THE REQUEST -> Scan the entries for the string "price" and give the number of lines that have it, nothing further.

GIVEN RECORDS ->
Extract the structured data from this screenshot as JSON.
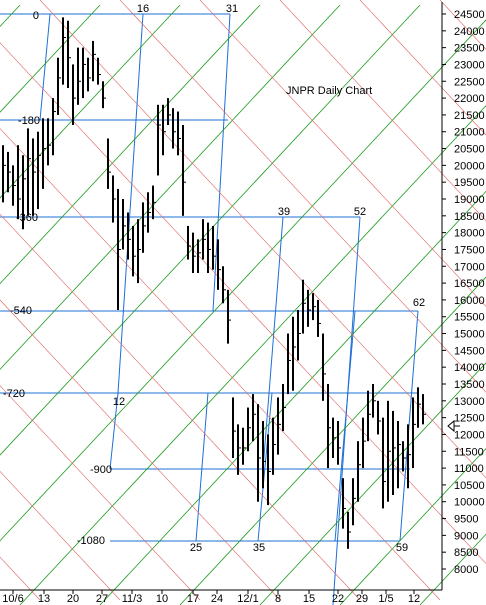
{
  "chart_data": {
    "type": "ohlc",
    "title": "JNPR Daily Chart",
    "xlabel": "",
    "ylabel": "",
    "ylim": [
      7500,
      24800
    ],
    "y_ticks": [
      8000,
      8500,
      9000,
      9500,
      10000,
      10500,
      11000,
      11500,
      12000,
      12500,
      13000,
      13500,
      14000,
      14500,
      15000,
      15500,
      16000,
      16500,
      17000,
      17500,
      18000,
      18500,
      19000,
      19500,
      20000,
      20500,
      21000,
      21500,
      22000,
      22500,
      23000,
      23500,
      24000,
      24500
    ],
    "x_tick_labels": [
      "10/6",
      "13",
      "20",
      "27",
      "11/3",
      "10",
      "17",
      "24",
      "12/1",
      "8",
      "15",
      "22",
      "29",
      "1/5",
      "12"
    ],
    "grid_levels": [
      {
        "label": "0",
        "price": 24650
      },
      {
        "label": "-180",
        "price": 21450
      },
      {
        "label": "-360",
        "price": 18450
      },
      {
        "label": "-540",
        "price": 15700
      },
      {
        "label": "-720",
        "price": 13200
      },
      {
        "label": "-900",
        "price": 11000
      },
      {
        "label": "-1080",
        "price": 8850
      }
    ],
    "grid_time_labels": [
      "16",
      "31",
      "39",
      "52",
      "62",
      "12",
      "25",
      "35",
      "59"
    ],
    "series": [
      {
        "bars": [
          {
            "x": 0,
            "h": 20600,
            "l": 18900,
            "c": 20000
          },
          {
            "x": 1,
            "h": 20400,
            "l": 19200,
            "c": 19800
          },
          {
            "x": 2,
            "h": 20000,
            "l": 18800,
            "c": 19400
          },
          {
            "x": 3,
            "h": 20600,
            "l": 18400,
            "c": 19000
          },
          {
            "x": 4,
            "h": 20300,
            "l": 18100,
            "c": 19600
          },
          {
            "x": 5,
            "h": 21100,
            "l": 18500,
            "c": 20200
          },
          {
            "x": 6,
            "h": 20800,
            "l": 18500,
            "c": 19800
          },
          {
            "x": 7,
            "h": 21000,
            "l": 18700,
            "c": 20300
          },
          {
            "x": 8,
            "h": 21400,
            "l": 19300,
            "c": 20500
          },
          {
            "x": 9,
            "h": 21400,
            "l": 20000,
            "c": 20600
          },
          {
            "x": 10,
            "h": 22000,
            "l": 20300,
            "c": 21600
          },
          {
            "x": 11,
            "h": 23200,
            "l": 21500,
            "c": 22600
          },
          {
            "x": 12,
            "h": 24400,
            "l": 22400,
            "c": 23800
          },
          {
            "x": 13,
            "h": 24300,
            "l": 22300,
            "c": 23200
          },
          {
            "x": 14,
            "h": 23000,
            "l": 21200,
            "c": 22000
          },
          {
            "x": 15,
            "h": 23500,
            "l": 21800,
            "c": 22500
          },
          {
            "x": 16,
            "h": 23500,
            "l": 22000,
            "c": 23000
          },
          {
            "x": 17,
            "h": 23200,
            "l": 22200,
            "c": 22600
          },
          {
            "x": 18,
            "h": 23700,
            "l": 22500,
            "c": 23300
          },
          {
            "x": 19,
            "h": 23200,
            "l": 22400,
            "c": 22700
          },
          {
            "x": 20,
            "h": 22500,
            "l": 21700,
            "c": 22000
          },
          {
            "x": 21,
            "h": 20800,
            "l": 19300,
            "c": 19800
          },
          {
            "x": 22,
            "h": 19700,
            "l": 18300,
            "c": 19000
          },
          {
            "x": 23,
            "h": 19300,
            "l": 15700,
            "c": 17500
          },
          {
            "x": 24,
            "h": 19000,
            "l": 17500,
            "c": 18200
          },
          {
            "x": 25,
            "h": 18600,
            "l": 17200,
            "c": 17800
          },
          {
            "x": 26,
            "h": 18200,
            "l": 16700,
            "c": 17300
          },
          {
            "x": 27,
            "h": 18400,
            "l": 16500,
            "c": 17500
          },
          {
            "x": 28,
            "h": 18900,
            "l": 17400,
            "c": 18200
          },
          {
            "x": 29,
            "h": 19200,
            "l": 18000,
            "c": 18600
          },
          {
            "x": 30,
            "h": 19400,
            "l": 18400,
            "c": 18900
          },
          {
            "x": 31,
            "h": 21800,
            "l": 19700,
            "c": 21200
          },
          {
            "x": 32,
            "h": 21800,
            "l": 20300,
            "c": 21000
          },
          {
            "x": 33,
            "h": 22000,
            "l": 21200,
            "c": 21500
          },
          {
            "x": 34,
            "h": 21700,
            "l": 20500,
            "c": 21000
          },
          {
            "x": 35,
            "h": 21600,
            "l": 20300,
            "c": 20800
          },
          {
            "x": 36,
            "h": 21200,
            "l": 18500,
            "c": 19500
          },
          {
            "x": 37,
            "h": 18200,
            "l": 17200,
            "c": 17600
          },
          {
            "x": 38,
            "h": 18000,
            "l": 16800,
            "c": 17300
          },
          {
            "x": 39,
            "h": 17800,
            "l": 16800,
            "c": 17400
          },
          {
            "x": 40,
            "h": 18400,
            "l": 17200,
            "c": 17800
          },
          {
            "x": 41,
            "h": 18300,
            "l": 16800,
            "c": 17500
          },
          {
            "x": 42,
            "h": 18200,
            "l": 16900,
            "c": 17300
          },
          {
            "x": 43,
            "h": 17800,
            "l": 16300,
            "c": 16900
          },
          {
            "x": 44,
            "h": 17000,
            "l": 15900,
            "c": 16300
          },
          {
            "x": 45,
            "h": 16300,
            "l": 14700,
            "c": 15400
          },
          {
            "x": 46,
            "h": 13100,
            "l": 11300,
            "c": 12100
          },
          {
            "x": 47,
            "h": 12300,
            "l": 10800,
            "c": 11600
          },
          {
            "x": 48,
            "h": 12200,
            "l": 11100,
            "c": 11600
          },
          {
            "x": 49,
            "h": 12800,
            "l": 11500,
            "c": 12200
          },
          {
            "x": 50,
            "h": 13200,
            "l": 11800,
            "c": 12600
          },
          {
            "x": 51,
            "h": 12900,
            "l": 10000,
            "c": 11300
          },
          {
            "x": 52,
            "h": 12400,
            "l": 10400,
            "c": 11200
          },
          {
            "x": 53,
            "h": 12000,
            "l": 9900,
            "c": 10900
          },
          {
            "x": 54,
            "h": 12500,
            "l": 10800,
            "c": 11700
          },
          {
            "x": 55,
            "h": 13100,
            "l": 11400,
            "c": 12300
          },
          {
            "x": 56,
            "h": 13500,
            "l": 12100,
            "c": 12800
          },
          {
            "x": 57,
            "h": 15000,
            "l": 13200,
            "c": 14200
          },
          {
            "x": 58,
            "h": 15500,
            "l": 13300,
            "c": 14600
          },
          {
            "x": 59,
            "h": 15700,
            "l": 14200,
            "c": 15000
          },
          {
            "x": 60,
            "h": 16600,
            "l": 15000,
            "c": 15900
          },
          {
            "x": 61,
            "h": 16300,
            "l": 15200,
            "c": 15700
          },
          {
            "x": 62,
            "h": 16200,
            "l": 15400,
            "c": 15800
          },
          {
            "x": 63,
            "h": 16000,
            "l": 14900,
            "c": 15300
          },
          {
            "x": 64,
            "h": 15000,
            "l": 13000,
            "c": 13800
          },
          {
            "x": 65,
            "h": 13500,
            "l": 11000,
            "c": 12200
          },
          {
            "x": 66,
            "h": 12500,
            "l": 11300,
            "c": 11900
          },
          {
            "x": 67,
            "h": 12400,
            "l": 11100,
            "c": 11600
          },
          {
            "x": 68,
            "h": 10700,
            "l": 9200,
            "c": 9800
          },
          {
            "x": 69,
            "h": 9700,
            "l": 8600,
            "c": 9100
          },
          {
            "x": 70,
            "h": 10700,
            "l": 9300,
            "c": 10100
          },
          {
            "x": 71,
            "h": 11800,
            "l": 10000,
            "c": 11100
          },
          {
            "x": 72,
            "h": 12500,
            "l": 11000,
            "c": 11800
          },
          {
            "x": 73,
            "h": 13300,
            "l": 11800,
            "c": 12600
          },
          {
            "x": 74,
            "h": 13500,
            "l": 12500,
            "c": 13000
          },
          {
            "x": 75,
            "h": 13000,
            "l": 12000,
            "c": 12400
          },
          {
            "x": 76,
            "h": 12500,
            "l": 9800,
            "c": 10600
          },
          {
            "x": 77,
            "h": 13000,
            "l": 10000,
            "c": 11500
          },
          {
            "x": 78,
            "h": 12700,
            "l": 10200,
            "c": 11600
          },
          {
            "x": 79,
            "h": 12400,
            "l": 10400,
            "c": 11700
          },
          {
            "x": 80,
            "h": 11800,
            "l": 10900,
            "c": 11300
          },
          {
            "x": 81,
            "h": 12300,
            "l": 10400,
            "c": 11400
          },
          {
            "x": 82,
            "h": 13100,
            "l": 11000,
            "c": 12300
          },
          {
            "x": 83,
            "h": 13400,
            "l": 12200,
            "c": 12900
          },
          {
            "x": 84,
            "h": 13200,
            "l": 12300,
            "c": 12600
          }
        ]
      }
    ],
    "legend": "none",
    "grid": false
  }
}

OUTPUT BELOW -> 7